[Task details]: From the records below, give the number of lines that contain the string "Ctrl", without any other text.

[The records]:
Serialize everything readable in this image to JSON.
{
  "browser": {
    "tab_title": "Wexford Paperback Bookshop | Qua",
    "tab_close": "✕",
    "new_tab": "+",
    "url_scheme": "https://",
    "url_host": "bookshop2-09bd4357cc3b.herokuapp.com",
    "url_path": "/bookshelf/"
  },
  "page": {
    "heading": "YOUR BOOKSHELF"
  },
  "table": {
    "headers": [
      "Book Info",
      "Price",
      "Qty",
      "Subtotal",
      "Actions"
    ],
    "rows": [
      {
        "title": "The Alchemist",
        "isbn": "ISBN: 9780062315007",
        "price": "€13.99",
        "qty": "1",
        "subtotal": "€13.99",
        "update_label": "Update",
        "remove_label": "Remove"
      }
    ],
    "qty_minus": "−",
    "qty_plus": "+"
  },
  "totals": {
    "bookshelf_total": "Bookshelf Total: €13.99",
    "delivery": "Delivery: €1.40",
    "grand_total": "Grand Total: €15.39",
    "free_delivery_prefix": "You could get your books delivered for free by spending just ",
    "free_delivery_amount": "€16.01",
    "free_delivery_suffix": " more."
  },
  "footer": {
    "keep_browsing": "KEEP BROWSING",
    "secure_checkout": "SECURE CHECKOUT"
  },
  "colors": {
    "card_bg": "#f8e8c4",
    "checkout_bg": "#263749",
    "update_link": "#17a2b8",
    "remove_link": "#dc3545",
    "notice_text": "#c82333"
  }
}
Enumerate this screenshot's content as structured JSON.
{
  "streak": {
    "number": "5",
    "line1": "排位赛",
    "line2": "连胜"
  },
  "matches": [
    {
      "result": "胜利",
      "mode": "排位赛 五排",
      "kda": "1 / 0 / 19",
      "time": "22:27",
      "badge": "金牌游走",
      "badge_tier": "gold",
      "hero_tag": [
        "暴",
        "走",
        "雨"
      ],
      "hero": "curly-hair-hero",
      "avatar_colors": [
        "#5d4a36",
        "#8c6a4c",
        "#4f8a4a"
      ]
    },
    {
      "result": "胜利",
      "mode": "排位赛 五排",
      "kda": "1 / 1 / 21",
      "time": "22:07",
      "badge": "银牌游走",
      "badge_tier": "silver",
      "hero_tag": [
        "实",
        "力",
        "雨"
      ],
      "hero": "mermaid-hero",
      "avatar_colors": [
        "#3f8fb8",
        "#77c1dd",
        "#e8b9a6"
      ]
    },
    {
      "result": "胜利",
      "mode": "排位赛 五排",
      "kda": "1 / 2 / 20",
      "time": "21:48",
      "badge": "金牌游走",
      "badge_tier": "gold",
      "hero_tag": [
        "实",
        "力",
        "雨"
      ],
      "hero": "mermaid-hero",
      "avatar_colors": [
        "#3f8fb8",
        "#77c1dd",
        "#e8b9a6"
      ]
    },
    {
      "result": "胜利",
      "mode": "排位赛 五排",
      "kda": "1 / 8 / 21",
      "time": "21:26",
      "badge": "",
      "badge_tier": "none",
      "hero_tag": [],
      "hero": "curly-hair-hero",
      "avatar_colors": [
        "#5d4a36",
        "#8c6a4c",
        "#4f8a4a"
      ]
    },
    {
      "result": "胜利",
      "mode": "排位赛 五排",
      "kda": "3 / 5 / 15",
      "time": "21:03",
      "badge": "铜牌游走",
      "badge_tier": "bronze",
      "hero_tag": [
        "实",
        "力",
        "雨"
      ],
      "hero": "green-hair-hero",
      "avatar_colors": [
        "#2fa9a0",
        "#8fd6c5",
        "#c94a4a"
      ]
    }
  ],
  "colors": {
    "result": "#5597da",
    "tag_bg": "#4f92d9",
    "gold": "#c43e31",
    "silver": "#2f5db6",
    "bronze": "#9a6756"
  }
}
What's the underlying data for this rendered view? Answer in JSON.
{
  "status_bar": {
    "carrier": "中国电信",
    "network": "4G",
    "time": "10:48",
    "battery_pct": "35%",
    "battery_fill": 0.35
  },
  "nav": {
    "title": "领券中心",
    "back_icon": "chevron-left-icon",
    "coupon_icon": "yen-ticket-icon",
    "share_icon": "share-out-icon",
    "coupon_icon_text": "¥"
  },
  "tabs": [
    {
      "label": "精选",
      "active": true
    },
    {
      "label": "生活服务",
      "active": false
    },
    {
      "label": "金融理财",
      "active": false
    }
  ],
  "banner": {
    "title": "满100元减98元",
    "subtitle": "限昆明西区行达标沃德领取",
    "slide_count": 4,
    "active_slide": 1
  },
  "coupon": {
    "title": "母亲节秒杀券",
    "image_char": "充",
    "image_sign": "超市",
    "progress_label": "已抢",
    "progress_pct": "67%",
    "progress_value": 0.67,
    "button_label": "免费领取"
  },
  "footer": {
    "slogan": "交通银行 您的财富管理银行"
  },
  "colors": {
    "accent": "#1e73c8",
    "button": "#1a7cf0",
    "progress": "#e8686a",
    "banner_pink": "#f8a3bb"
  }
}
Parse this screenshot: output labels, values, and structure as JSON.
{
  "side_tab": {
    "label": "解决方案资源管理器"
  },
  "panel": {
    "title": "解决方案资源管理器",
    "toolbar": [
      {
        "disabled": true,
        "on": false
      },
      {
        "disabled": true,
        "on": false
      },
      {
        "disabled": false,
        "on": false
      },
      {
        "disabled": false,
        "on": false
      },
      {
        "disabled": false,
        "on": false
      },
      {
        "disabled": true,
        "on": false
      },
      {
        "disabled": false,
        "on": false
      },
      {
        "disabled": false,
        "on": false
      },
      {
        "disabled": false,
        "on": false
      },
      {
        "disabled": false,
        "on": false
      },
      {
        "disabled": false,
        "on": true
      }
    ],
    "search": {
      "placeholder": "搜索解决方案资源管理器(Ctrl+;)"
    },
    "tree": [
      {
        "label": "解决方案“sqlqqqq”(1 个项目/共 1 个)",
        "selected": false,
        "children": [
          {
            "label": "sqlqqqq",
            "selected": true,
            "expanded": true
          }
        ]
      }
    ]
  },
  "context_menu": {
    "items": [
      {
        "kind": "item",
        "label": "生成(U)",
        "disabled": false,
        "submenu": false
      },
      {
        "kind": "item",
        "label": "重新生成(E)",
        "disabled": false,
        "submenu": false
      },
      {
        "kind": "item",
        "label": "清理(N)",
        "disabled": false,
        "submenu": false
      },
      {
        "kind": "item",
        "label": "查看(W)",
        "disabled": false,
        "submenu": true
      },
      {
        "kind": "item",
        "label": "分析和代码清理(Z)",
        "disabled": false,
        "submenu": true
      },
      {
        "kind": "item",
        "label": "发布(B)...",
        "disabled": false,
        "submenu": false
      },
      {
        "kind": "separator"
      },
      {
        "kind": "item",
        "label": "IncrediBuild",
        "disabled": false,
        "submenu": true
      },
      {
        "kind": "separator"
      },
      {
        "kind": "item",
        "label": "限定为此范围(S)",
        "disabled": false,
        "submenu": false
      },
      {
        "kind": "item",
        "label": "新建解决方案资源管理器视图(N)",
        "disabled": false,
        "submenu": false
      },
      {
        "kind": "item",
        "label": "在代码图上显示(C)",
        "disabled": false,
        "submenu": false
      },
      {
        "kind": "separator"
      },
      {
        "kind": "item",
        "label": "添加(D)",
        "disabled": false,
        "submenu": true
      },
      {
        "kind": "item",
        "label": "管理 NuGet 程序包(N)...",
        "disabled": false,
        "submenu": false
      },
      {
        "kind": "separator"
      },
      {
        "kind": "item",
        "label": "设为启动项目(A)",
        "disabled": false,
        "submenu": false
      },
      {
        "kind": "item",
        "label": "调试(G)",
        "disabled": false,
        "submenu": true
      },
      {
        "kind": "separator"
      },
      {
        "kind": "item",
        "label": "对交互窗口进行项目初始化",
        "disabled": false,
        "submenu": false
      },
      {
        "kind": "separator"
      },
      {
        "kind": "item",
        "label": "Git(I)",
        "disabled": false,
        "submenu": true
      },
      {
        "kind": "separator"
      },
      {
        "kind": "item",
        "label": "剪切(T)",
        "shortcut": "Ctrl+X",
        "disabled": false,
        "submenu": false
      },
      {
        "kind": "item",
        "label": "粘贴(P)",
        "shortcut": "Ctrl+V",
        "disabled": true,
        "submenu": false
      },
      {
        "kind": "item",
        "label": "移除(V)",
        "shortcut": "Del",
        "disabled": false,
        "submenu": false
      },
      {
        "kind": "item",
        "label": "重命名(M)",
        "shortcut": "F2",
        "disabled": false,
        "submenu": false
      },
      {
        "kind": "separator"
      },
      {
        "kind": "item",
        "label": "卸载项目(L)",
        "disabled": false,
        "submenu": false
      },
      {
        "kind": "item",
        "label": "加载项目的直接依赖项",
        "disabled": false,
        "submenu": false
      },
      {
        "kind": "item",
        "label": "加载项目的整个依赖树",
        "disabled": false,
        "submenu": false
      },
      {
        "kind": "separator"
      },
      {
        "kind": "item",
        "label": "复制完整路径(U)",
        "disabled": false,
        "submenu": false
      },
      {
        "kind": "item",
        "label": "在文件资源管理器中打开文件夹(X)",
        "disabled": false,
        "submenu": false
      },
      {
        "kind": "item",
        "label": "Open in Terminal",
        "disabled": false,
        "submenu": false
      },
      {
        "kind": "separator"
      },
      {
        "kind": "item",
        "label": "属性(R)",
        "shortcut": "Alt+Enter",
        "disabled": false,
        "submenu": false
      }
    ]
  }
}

[Expected output]: 3